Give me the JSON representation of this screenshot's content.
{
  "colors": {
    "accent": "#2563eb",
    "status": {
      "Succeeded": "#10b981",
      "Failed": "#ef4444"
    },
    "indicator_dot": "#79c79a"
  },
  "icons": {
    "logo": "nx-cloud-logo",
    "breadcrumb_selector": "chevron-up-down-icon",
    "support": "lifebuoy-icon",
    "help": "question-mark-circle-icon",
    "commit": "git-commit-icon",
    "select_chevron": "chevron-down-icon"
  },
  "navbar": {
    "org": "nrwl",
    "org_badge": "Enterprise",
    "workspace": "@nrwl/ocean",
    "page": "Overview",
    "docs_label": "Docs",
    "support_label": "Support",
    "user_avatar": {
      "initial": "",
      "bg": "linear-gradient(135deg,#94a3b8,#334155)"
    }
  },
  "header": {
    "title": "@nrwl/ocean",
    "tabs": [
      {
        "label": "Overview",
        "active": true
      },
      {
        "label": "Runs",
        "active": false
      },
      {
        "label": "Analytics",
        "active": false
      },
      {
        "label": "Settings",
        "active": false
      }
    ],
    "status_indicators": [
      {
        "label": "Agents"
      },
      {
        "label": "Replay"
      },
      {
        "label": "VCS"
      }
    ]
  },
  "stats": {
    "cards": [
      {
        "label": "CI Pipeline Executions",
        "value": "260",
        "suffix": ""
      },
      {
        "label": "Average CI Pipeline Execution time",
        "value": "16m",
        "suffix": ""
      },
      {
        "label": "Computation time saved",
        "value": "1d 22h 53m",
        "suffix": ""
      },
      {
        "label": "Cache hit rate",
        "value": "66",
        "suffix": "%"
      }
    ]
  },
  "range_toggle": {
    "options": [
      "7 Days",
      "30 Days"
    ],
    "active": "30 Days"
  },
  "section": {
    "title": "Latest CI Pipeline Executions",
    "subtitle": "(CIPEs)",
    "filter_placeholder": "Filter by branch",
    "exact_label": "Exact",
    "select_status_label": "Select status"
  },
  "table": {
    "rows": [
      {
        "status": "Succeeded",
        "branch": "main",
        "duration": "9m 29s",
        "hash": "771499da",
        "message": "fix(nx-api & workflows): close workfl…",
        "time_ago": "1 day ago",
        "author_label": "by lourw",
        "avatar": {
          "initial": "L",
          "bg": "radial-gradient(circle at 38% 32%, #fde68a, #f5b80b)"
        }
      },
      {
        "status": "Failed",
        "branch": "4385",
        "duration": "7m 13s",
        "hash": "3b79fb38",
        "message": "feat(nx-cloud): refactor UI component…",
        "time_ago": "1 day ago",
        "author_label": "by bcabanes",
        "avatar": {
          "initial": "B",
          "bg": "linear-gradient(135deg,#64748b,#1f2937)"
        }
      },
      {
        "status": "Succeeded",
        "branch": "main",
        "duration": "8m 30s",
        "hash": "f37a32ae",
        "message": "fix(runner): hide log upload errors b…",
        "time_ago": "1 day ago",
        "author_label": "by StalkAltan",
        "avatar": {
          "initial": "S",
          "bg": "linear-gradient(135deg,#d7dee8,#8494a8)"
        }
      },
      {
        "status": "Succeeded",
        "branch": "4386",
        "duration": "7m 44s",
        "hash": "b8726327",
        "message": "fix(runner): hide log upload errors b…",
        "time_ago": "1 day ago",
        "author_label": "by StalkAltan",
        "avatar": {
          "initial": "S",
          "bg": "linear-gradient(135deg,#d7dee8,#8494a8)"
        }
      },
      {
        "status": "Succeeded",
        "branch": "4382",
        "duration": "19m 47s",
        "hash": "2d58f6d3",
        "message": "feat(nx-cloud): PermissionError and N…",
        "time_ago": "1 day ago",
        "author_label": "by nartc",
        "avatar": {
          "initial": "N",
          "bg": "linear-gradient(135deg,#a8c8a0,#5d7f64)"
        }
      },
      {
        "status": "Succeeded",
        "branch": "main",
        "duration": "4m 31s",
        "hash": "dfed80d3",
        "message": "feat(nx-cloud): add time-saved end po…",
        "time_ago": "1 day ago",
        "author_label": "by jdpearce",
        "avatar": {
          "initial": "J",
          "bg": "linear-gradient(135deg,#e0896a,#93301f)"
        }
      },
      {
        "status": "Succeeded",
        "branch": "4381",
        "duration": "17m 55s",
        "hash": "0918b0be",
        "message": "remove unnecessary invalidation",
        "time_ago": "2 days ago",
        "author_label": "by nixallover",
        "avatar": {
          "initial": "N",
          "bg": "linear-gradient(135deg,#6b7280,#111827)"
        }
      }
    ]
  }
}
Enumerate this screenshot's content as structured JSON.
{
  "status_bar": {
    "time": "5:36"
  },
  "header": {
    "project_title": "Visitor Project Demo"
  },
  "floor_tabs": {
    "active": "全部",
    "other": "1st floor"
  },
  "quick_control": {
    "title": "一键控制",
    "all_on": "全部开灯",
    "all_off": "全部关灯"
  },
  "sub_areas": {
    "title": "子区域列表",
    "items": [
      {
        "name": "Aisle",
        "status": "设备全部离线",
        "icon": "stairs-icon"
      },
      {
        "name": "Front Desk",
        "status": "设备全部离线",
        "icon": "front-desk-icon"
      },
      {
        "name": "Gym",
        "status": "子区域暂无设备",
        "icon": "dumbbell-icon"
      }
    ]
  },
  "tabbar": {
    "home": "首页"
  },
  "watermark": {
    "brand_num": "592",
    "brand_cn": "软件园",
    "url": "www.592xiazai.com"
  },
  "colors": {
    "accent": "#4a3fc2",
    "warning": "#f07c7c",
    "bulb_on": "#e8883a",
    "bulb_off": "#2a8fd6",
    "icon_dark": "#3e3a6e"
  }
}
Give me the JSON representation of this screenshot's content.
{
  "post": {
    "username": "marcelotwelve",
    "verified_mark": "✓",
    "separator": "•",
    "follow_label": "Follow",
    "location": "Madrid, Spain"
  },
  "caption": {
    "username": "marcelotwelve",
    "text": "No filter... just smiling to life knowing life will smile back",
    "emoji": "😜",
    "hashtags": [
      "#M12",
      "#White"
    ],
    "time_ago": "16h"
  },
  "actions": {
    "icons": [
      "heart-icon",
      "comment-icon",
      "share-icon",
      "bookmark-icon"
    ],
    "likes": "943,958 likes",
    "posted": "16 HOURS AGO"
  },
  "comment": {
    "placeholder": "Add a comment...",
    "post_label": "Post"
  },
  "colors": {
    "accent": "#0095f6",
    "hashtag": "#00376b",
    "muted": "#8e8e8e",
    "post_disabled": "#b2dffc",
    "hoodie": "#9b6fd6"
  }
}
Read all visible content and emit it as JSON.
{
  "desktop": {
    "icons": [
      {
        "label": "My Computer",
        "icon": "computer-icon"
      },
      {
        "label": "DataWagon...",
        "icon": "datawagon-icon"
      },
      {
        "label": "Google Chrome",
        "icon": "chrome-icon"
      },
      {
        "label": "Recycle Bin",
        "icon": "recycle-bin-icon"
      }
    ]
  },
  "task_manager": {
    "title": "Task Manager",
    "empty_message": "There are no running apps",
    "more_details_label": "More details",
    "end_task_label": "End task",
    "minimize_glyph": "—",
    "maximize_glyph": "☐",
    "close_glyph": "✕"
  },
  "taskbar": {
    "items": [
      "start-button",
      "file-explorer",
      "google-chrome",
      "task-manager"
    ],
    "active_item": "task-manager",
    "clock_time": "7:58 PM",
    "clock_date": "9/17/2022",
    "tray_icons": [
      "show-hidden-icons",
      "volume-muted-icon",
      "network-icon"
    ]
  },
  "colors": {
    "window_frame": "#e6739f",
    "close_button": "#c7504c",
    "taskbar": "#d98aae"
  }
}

THE TASK >> Extract all lines containing the word "value".

EXERCISE ANSWER >>
        "value": "260",
        "value": "16m",
        "value": "1d 22h 53m",
        "value": "66",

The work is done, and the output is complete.